Because of its long, exposed coastline, New Zealand is vulnerable to destructive waves that periodically surge onto its shores. Since the catastrophic Indian Ocean tsunami of 2004 and east Japan tsunami of 2011, there has been a sharpened awareness of the dangers.

Story by Eileen McSaveney
Main image: Water pouring into Lyttelton dry dock during the 1960 tsunami

Story Summary

All images & media in this story

What is a tsunami?

A tsunami is a series of broad waves in the sea (and sometimes in a lake). The cause is a movement on the sea floor – from an earthquake, a volcano erupting, or a landslide. Spreading like ripples from a stone thrown into a pond, they move outwards, travelling as fast as a jet aircraft. 

Impact on land

When they reach shallow water the waves slow down, but they become higher, sometimes 20 metres or more. They can be like a wall of water that crashes, or fast-rising water levels. They rush far inland for many minutes, moving faster than you can run. People caught by the waves often drown, or are killed by debris, and buildings are destroyed.

Tsunamis in the Pacific

Tsunamis can occur in any ocean. But most of them happen in the Pacific Ocean, triggered by the earthquakes and volcanoes there. Tsunamis over a metre high reach New Zealand about 12 times every century.

Some New Zealand tsunamis

  • In the 15th century, tsunamis may have forced many Māori to move inland from the coast. A massive wave wiped out an entire village on D’Urville Island.
  • In 1855, after a powerful earthquake, water in Wellington Harbour spilled on to Lambton Quay as the land moved and the harbour tilted. Large tsunami waves also rushed in from Cook Strait, at times leaving ships grounded on the harbour bottom.
  • A local earthquake at Gisborne in 1947 caused a tsunami 30 minutes later. A 10-metre wave smashed a cottage, but no-one was killed.
  • In 1960, a powerful earthquake caused a tsunami that killed thousands of people in Chile and across the Pacific. Boats, houses, and animals were lost as waves hit New Zealand's east coast. A few days later, coastal schools were closed and thousands of people moved inland when a tsunami was feared after a major aftershock of the earthquake.

**Goal**
According to the text about tsunamis in New Zealand, which sea-floor movements cause a tsunami? List all of them. Rely only on the text about tsunamis in New Zealand.

**Extracted data**
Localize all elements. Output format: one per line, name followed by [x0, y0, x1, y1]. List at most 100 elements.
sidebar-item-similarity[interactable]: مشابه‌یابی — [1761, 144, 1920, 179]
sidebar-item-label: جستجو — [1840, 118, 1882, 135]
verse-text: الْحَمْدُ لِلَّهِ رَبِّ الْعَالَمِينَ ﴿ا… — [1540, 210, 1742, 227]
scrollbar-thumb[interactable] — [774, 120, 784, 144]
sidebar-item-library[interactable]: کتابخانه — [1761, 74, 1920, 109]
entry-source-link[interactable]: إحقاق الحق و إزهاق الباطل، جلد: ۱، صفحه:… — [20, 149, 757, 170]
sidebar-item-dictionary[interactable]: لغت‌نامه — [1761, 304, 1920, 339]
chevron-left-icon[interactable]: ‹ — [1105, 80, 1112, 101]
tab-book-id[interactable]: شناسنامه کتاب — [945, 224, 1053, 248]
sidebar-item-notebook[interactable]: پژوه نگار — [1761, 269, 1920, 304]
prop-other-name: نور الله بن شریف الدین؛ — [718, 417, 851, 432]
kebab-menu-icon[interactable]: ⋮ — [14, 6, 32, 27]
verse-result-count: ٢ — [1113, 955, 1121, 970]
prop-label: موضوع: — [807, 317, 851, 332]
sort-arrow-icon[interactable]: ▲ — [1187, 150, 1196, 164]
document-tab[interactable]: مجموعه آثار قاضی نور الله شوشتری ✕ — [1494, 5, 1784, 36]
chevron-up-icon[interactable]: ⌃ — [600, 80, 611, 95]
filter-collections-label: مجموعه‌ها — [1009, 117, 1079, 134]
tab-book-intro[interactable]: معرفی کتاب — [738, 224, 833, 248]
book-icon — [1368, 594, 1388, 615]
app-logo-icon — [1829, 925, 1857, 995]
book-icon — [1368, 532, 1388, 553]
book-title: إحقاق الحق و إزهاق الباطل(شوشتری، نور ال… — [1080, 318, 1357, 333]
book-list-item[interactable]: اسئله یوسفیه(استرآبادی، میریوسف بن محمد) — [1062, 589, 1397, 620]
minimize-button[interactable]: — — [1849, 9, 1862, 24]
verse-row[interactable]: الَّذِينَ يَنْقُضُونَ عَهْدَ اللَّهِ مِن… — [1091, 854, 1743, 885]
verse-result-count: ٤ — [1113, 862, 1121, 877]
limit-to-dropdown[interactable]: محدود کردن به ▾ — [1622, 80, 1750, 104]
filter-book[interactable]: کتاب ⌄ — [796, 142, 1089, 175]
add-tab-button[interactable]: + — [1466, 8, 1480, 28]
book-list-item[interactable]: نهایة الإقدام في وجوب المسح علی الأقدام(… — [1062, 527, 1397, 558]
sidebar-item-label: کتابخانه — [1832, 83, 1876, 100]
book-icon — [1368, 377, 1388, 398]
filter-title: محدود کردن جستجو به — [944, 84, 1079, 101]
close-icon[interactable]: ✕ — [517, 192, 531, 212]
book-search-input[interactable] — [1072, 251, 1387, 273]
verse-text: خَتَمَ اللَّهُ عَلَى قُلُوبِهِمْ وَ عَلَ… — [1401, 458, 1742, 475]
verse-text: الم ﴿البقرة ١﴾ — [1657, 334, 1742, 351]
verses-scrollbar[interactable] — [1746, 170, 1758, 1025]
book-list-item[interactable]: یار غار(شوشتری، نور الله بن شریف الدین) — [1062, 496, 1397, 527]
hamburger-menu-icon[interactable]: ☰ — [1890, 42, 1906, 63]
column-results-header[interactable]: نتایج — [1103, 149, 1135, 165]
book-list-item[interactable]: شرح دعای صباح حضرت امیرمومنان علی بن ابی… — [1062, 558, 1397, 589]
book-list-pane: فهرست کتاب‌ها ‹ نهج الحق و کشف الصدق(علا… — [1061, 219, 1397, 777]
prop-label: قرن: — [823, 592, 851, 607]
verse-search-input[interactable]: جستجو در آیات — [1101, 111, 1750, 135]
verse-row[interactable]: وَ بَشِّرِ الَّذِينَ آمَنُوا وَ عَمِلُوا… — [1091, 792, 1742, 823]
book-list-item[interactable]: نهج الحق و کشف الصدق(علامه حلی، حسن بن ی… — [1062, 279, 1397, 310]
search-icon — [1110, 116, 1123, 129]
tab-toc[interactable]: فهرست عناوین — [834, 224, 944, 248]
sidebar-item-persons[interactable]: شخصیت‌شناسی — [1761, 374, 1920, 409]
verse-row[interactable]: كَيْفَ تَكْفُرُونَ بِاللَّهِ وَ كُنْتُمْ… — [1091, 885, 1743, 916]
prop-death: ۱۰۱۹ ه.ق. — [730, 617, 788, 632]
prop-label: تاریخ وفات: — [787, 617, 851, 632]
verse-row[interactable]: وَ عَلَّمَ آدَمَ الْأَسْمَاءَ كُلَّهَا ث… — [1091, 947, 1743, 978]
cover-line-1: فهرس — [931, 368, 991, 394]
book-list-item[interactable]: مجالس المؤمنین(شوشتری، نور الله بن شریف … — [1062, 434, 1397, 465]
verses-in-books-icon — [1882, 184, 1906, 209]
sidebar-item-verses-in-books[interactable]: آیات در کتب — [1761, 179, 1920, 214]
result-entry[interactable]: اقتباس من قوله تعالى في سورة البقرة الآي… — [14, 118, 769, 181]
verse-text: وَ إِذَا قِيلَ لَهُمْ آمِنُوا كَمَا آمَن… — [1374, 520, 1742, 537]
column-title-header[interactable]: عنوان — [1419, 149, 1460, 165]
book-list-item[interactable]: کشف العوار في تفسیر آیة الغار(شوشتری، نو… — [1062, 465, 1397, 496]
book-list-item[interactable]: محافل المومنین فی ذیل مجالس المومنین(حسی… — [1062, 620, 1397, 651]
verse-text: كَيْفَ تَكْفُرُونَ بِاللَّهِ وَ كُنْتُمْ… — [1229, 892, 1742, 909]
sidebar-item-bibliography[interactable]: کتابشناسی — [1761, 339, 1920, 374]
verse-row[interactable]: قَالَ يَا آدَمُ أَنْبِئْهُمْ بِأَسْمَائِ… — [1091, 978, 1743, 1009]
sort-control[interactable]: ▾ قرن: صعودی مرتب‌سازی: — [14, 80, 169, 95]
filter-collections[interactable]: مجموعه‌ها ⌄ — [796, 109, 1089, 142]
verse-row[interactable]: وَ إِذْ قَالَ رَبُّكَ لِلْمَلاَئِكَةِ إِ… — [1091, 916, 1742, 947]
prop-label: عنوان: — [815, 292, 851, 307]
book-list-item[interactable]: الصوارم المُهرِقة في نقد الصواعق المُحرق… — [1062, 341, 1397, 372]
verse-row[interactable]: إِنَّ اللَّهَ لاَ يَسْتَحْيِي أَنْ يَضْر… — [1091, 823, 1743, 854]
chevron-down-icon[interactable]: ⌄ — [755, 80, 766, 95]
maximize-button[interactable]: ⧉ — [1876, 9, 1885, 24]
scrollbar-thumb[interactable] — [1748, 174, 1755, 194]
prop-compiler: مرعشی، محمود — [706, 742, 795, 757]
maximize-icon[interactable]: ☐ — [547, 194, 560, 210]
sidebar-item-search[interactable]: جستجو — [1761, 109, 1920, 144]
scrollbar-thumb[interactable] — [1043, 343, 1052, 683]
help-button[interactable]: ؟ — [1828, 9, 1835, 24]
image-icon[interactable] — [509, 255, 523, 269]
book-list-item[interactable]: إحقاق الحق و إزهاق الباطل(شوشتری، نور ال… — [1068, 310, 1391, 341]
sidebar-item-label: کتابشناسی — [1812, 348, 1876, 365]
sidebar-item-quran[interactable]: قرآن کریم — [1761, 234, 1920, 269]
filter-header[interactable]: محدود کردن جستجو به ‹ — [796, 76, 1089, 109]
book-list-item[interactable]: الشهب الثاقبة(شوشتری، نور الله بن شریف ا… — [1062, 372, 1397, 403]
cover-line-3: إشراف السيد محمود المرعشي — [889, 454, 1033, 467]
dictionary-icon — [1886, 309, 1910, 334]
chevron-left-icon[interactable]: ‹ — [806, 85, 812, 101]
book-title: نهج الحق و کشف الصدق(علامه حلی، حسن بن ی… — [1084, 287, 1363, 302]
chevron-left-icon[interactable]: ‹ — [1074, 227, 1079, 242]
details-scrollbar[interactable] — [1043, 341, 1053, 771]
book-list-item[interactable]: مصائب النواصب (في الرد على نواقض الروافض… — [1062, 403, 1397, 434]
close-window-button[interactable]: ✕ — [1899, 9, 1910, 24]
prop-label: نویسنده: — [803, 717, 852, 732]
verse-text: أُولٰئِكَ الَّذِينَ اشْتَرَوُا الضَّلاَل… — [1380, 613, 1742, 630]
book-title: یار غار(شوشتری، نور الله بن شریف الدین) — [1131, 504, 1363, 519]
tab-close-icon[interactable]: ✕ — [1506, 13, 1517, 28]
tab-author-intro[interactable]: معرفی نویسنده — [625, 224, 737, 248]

**Exercise result**
An earthquake, a volcano erupting, and a landslide.